▶ **What is asked**: Tell how many lines in the data below include the word "title". The answer is the number only.

[Data listing]
======
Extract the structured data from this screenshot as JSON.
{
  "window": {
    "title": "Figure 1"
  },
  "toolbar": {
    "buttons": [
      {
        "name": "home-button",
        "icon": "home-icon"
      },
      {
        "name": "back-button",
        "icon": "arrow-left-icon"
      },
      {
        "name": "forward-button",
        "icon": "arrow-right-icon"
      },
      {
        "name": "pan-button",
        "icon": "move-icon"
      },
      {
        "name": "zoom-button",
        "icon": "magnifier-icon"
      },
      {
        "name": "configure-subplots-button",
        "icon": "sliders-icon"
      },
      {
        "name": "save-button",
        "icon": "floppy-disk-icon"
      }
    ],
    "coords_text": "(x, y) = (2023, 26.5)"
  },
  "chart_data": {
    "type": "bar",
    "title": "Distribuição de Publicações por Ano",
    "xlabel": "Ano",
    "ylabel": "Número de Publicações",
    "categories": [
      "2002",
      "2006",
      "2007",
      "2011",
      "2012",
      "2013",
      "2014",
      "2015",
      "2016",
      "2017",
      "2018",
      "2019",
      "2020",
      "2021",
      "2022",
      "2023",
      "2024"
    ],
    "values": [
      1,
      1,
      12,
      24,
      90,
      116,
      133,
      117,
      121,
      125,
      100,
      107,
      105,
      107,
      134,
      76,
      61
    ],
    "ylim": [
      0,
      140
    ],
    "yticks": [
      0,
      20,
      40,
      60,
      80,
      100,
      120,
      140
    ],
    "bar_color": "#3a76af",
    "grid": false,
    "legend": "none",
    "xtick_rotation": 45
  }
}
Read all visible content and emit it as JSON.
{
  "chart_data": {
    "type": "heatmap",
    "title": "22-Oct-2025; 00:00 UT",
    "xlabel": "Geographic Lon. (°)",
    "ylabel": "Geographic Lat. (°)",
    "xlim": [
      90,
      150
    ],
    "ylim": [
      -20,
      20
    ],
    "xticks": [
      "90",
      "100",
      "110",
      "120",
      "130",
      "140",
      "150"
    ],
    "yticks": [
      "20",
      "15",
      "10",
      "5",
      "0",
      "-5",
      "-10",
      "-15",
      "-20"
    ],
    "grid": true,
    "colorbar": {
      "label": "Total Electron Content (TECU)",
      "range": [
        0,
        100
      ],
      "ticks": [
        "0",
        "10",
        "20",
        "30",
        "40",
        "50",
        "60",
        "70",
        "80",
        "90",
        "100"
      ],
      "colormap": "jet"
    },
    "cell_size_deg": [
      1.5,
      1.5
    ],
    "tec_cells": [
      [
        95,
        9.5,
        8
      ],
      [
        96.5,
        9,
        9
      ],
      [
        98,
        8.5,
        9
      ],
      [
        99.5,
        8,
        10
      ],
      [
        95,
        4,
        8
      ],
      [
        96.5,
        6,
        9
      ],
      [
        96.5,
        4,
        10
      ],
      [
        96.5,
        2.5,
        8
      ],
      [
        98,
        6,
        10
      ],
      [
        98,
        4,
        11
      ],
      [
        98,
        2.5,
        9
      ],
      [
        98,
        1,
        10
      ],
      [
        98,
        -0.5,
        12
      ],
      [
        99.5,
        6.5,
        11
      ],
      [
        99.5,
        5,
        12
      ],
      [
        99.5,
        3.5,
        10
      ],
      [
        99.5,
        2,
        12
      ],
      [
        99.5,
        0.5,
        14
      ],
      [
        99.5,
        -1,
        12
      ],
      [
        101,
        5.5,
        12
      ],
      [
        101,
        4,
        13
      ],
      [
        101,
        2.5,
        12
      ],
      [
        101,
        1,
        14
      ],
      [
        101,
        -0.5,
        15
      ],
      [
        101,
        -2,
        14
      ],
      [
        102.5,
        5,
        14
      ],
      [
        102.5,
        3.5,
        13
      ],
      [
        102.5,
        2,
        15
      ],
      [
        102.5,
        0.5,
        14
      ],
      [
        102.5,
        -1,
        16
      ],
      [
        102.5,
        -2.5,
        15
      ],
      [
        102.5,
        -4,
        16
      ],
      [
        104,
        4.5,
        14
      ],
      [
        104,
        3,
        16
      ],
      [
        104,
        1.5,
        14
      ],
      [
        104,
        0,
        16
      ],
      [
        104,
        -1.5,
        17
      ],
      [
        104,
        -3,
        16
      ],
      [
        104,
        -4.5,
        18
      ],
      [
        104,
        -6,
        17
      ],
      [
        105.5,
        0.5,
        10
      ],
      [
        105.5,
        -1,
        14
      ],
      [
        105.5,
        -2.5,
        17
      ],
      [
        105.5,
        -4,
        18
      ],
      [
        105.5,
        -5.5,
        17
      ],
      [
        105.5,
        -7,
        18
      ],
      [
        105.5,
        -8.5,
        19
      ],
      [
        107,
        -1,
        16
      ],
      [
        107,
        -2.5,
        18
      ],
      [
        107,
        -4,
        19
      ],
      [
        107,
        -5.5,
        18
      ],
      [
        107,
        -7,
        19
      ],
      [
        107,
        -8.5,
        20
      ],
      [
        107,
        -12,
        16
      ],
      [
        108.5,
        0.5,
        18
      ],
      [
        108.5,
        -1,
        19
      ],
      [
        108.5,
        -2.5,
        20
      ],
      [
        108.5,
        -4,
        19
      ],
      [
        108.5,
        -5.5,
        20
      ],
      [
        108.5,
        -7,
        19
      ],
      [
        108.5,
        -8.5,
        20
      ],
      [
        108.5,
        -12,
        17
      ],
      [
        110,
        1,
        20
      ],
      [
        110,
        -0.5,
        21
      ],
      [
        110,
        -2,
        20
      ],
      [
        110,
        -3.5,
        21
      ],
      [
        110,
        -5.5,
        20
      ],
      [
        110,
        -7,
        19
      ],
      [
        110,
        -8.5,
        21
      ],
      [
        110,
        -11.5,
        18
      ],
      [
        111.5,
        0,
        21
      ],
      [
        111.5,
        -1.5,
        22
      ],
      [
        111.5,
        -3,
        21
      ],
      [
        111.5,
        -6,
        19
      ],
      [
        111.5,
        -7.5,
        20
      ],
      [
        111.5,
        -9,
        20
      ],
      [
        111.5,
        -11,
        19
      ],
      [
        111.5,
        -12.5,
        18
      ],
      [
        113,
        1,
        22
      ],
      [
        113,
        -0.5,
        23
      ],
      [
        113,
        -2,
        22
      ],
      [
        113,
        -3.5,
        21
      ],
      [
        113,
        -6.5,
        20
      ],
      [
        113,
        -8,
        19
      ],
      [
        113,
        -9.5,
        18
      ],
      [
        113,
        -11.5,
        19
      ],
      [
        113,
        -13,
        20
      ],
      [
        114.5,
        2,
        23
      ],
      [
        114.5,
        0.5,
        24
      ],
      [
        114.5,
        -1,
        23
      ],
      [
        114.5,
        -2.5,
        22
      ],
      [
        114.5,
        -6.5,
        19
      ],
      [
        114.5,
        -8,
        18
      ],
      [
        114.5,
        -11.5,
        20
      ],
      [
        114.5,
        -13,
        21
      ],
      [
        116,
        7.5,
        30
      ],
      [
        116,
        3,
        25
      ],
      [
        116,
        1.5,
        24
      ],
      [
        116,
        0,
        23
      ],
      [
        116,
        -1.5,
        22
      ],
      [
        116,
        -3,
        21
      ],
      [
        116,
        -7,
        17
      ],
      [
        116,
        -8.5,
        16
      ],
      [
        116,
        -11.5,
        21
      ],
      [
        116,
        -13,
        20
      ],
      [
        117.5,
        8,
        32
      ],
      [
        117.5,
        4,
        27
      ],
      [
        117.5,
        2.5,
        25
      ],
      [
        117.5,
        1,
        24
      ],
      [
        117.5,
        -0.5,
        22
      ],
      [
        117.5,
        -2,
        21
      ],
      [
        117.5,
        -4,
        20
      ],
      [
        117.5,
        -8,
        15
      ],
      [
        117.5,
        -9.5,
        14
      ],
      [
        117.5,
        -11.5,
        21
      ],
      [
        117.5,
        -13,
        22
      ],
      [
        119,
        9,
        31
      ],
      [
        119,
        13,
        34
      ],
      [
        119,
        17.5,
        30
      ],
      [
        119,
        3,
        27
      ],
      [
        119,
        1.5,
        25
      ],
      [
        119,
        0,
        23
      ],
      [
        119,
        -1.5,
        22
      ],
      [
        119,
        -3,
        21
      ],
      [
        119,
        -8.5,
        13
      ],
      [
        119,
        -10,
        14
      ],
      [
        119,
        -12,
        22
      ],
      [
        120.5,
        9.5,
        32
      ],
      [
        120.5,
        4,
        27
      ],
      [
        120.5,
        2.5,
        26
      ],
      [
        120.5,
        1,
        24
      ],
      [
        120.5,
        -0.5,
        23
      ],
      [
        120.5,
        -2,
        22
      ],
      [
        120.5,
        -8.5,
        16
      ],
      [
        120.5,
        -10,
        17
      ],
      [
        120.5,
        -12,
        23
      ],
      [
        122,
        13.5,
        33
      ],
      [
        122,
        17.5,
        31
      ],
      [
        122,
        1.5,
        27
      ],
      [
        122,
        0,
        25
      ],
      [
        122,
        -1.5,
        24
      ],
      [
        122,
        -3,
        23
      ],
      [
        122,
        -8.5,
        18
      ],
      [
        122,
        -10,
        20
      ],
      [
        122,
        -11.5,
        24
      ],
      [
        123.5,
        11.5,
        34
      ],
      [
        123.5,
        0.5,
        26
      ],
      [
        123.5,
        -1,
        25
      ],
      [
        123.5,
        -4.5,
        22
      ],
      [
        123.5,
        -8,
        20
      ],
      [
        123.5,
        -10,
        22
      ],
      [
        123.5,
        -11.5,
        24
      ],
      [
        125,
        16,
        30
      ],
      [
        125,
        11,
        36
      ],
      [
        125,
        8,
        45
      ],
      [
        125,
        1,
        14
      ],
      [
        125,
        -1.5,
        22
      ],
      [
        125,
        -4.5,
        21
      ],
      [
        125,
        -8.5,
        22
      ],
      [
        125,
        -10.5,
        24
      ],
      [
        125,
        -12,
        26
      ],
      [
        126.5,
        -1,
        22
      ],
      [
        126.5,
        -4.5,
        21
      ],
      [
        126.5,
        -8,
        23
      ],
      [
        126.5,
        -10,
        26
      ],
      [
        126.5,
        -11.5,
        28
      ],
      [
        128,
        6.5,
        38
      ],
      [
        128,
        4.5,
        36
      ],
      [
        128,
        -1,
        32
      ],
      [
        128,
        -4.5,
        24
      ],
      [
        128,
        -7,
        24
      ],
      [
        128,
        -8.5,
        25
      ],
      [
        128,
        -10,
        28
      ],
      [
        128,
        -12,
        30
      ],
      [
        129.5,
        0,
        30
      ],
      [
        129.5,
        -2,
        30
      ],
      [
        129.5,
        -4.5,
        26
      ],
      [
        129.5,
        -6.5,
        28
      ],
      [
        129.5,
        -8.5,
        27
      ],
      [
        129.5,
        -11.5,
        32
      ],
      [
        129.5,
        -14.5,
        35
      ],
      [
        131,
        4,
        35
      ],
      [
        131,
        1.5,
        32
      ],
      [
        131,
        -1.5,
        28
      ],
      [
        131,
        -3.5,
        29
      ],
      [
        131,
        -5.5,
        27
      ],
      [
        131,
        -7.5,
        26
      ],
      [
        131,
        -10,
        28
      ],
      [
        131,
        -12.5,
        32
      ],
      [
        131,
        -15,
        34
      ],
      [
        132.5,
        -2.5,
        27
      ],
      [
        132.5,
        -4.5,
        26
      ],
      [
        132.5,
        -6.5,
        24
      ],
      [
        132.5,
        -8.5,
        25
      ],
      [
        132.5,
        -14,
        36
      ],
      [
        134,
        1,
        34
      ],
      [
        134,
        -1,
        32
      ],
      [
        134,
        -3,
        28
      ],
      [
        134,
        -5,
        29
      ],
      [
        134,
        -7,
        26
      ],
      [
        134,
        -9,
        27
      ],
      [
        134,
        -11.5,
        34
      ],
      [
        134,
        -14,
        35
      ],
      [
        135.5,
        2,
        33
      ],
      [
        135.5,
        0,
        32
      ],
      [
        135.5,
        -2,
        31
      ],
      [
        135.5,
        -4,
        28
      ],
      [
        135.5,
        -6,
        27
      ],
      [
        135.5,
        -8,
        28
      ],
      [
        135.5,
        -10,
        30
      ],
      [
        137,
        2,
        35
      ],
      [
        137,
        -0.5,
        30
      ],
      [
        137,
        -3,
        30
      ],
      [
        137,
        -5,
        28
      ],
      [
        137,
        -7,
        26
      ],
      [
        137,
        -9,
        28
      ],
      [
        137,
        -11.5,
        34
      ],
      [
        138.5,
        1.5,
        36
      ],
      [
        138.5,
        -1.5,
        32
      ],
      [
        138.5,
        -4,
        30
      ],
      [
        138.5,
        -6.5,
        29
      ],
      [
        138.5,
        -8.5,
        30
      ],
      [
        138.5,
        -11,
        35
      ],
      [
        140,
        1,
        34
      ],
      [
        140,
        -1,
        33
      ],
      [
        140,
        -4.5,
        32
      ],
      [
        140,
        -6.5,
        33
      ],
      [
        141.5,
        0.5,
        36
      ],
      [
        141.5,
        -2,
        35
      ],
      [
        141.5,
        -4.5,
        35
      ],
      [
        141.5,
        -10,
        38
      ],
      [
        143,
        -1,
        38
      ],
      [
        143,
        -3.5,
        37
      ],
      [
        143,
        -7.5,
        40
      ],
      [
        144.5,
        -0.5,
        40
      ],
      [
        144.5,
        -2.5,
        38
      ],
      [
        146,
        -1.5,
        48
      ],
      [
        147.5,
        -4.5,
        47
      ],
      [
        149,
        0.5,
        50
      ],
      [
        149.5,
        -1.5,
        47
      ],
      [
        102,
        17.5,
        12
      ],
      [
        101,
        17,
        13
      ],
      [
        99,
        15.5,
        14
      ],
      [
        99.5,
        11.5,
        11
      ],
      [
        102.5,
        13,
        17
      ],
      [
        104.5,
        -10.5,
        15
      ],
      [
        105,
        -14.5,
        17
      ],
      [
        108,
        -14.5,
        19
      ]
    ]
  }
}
======
▶ **Exercise output**: 3